**WRITTEN INSTRUCTION:**
Scan the entries and tally the lines that include the string "cuối". Reply with the figure alone.

**RECORD LIST:**
⁂

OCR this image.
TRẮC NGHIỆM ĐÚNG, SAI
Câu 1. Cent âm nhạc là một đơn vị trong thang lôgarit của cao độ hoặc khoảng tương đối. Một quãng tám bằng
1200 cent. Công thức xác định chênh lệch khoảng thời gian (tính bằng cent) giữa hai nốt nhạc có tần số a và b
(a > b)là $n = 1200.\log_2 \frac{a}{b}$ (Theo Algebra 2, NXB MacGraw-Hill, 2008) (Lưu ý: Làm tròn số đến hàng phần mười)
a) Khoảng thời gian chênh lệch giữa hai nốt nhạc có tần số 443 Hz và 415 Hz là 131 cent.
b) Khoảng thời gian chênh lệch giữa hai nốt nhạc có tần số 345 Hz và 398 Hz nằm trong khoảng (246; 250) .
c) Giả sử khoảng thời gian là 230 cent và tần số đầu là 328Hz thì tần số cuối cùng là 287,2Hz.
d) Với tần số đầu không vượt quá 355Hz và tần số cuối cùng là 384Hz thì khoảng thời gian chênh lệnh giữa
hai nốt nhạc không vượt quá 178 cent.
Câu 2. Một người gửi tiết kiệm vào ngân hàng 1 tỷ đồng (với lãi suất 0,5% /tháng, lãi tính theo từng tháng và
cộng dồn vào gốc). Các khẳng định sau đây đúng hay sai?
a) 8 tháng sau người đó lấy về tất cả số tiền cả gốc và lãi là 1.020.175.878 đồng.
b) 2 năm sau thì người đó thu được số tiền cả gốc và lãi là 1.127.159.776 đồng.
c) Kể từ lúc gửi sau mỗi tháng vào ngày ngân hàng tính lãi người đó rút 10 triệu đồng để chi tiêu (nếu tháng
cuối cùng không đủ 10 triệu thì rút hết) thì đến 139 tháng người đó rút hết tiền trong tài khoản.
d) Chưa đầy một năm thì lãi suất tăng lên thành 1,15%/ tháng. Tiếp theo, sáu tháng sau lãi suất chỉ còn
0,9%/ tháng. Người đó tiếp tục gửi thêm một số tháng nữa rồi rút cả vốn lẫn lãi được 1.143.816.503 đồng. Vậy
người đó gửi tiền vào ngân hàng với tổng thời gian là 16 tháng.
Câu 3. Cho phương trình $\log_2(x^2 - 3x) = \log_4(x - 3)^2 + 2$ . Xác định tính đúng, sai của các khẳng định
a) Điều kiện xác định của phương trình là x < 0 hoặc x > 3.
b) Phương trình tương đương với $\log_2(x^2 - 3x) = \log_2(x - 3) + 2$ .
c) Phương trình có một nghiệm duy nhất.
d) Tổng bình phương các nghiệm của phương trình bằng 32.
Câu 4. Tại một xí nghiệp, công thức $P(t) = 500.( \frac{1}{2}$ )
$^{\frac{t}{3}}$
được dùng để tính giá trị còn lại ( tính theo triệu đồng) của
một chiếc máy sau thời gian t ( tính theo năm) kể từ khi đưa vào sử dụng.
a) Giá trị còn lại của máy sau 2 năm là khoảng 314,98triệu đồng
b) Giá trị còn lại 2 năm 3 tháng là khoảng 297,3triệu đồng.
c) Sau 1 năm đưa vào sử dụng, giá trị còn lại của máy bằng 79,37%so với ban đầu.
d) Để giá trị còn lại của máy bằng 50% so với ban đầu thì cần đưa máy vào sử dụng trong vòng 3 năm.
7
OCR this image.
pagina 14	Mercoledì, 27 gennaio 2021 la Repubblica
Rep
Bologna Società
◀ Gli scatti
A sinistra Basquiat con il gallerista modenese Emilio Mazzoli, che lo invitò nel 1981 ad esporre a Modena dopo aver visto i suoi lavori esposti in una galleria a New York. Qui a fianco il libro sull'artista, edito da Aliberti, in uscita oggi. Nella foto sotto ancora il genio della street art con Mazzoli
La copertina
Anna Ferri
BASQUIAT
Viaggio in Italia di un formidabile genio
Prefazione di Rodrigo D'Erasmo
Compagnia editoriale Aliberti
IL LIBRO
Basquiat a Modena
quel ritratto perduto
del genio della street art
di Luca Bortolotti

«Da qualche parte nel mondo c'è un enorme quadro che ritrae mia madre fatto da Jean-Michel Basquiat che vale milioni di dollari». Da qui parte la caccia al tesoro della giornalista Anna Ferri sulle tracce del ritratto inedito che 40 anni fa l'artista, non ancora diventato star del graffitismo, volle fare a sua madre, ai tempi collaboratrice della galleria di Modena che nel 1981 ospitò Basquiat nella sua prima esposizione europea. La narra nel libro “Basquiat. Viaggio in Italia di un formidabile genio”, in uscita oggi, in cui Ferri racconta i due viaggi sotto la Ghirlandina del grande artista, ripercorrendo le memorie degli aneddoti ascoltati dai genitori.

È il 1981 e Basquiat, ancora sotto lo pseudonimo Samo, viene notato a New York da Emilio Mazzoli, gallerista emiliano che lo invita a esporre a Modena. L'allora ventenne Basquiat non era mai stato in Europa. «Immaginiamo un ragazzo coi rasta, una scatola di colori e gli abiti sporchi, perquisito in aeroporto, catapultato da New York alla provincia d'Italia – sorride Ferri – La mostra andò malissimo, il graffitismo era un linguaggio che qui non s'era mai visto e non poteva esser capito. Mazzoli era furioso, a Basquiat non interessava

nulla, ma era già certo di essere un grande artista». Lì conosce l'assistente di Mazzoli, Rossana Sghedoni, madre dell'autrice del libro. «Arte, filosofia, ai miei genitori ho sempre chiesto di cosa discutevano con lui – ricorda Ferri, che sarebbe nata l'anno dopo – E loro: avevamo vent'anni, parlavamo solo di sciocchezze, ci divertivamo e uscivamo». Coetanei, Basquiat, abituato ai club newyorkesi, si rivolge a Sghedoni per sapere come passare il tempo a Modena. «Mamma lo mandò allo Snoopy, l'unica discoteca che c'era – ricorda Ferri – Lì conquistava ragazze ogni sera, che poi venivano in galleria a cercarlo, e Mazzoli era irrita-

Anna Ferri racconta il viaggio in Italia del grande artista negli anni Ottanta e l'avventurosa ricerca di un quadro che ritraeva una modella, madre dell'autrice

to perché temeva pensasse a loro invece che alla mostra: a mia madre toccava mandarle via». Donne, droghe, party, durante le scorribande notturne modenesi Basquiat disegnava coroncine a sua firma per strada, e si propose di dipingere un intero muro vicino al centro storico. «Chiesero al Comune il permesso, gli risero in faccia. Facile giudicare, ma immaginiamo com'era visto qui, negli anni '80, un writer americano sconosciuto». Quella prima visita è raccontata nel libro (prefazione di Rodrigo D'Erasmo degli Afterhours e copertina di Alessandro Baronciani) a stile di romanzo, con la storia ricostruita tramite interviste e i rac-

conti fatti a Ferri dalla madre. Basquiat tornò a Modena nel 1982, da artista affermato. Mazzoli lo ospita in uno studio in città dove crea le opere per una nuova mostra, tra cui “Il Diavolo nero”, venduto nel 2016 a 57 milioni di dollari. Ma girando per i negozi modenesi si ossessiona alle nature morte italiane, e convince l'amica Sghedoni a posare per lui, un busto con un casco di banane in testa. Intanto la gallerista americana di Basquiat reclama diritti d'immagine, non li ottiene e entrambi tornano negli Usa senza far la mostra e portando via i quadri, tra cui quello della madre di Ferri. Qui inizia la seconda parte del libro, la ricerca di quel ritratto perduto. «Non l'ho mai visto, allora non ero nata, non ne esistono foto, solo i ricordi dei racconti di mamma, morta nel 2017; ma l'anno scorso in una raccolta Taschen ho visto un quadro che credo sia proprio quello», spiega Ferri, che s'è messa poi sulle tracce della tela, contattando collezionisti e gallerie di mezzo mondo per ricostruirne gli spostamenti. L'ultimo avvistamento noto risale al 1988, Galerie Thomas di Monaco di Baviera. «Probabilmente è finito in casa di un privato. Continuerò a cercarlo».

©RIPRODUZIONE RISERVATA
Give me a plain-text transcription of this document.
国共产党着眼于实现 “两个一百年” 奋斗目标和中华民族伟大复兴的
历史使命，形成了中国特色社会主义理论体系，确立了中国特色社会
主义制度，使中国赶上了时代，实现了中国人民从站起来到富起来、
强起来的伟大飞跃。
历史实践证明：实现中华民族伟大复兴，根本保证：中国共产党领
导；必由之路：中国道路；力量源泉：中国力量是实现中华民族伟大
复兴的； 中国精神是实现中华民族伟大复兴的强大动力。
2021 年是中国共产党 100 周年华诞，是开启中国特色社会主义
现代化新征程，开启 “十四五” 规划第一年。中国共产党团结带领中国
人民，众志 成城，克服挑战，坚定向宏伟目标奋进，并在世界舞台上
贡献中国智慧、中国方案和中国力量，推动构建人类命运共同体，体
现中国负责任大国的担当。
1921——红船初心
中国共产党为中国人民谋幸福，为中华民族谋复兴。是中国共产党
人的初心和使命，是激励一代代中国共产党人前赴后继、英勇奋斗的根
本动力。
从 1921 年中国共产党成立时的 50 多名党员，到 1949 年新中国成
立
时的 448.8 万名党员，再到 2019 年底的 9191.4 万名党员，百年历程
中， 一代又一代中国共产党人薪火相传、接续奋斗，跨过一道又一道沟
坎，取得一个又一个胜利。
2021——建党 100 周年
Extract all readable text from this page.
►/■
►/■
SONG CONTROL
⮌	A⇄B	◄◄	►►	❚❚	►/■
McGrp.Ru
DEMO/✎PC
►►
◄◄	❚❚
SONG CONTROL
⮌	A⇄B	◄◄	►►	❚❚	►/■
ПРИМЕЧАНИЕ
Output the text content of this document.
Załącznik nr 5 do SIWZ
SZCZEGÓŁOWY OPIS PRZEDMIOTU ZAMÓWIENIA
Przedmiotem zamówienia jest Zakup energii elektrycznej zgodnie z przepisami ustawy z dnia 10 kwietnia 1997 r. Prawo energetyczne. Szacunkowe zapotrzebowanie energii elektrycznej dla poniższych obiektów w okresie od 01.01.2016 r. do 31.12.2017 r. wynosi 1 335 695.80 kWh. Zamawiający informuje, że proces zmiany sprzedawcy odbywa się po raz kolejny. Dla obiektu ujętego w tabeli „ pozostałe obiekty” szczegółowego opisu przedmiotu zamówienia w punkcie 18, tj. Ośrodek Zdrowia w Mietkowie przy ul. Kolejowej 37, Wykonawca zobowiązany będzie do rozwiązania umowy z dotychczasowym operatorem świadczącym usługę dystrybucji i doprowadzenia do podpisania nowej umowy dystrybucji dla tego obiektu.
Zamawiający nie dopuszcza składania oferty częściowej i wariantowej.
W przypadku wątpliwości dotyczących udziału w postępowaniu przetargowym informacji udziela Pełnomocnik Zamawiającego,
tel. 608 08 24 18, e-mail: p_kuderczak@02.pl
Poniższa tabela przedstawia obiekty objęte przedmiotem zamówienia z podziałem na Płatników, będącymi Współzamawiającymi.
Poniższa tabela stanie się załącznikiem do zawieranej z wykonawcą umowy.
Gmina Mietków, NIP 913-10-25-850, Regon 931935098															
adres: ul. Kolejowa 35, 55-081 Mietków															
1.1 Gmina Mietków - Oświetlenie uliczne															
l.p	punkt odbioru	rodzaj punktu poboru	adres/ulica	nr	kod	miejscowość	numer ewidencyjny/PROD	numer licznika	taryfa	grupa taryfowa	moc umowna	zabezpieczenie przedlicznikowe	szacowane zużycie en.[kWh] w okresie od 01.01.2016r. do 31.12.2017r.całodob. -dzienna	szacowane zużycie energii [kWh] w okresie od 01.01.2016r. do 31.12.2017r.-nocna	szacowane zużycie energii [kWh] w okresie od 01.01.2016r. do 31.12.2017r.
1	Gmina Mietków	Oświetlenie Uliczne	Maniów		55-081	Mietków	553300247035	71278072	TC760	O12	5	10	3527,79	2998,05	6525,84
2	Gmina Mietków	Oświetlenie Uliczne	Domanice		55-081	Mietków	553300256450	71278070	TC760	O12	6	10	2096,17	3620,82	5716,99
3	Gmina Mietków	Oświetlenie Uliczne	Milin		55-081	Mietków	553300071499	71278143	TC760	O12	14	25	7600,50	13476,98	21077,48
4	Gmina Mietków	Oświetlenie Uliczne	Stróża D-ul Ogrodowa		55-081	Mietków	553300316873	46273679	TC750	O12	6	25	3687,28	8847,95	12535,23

⁂

**OUTPUT OF THE EXERCISE:**
3